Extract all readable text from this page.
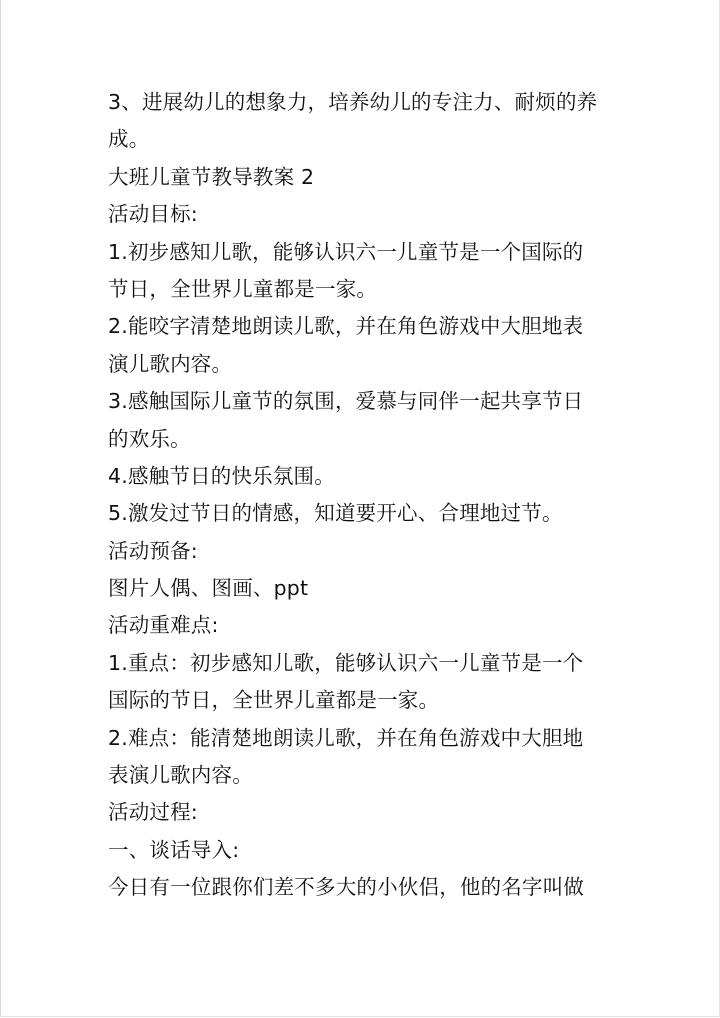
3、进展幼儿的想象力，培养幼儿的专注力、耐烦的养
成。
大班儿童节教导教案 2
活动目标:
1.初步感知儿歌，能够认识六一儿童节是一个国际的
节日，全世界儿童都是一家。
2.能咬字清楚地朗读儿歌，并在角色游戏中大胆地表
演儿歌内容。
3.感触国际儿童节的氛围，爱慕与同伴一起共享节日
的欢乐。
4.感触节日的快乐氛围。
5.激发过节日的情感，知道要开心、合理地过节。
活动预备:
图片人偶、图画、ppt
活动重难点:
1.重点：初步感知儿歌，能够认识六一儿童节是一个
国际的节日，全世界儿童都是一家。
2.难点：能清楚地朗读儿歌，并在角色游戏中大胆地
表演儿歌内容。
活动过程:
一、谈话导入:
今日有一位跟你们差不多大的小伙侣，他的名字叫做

══════════════════════════════

#### [To do]
Omitting all images, print the listing exactly.

#### [Written response]
Extract all readable text from this page.
3、进展幼儿的想象力，培养幼儿的专注力、耐烦的养
成。
大班儿童节教导教案 2
活动目标:
1.初步感知儿歌，能够认识六一儿童节是一个国际的
节日，全世界儿童都是一家。
2.能咬字清楚地朗读儿歌，并在角色游戏中大胆地表
演儿歌内容。
3.感触国际儿童节的氛围，爱慕与同伴一起共享节日
的欢乐。
4.感触节日的快乐氛围。
5.激发过节日的情感，知道要开心、合理地过节。
活动预备:
图片人偶、图画、ppt
活动重难点:
1.重点：初步感知儿歌，能够认识六一儿童节是一个
国际的节日，全世界儿童都是一家。
2.难点：能清楚地朗读儿歌，并在角色游戏中大胆地
表演儿歌内容。
活动过程:
一、谈话导入:
今日有一位跟你们差不多大的小伙侣，他的名字叫做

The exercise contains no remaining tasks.